*Collection entries*:
☆ ☆ ☆

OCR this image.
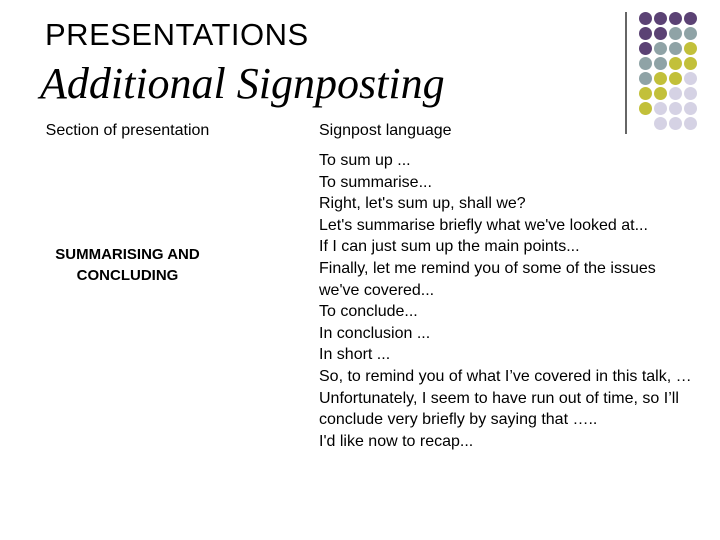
PRESENTATIONS
Additional Signposting
Section of presentation	Signpost language
SUMMARISING AND CONCLUDING
To sum up ...
To summarise...
Right, let's sum up, shall we?
Let's summarise briefly what we've looked at...
If I can just sum up the main points...
Finally, let me remind you of some of the issues we've covered...
To conclude...
In conclusion ...
In short ...
So, to remind you of what I’ve covered in this talk, …
Unfortunately, I seem to have run out of time, so I’ll conclude very briefly by saying that …..
I'd like now to recap...
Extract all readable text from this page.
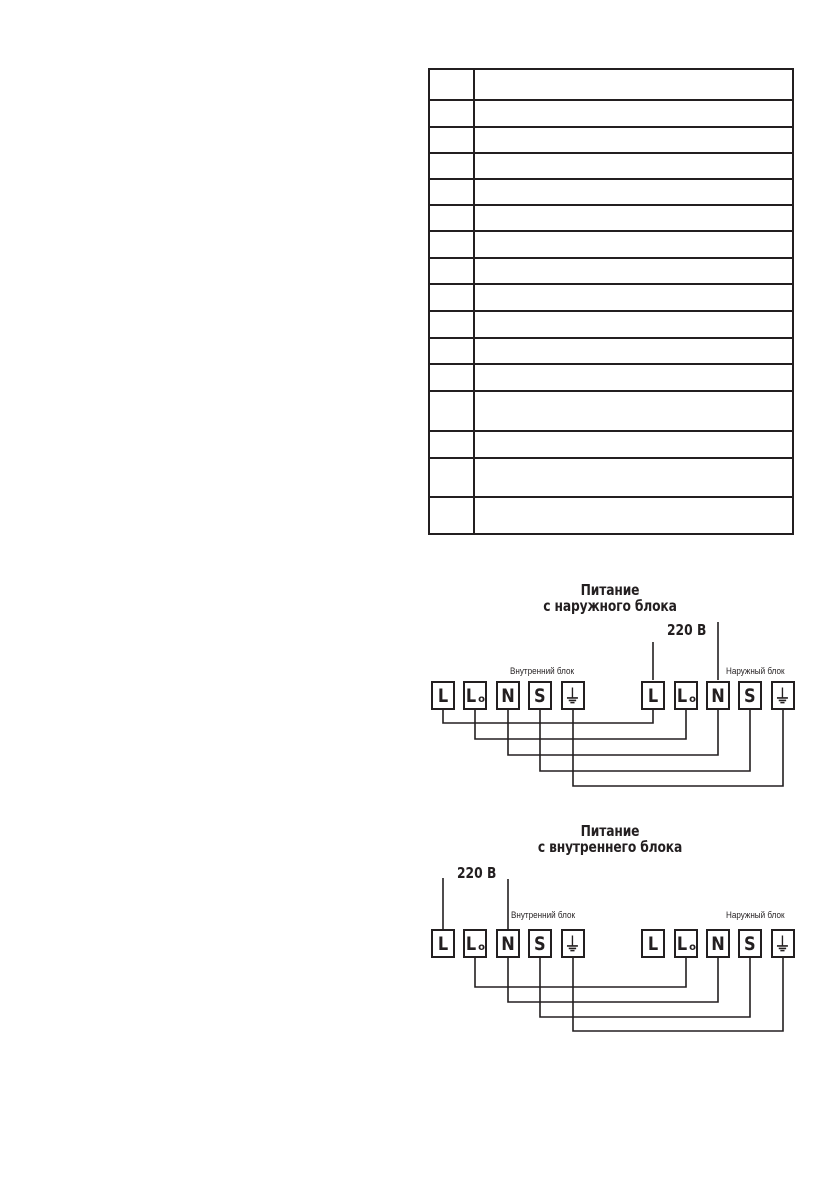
Питание
с наружного блока
220 В
Внутренний блок	Наружный блок
L L o N S ⏚	L L o N S ⏚
Питание
с внутреннего блока
220 В
Внутренний блок	Наружный блок
L L o N S ⏚	L L o N S ⏚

☆ ☆ ☆

*OBJECTIVE*: Copy each line of the records precisely and drop any images they hold.

*EXERCISE ANSWER*:
OCR this image.
PRESENTATIONS
Additional Signposting
Section of presentation	Signpost language
SUMMARISING AND CONCLUDING
To sum up ...
To summarise...
Right, let's sum up, shall we?
Let's summarise briefly what we've looked at...
If I can just sum up the main points...
Finally, let me remind you of some of the issues we've covered...
To conclude...
In conclusion ...
In short ...
So, to remind you of what I’ve covered in this talk, …
Unfortunately, I seem to have run out of time, so I’ll conclude very briefly by saying that …..
I'd like now to recap...
Extract all readable text from this page.
Питание
с наружного блока
220 В
Внутренний блок	Наружный блок
L L o N S ⏚	L L o N S ⏚
Питание
с внутреннего блока
220 В
Внутренний блок	Наружный блок
L L o N S ⏚	L L o N S ⏚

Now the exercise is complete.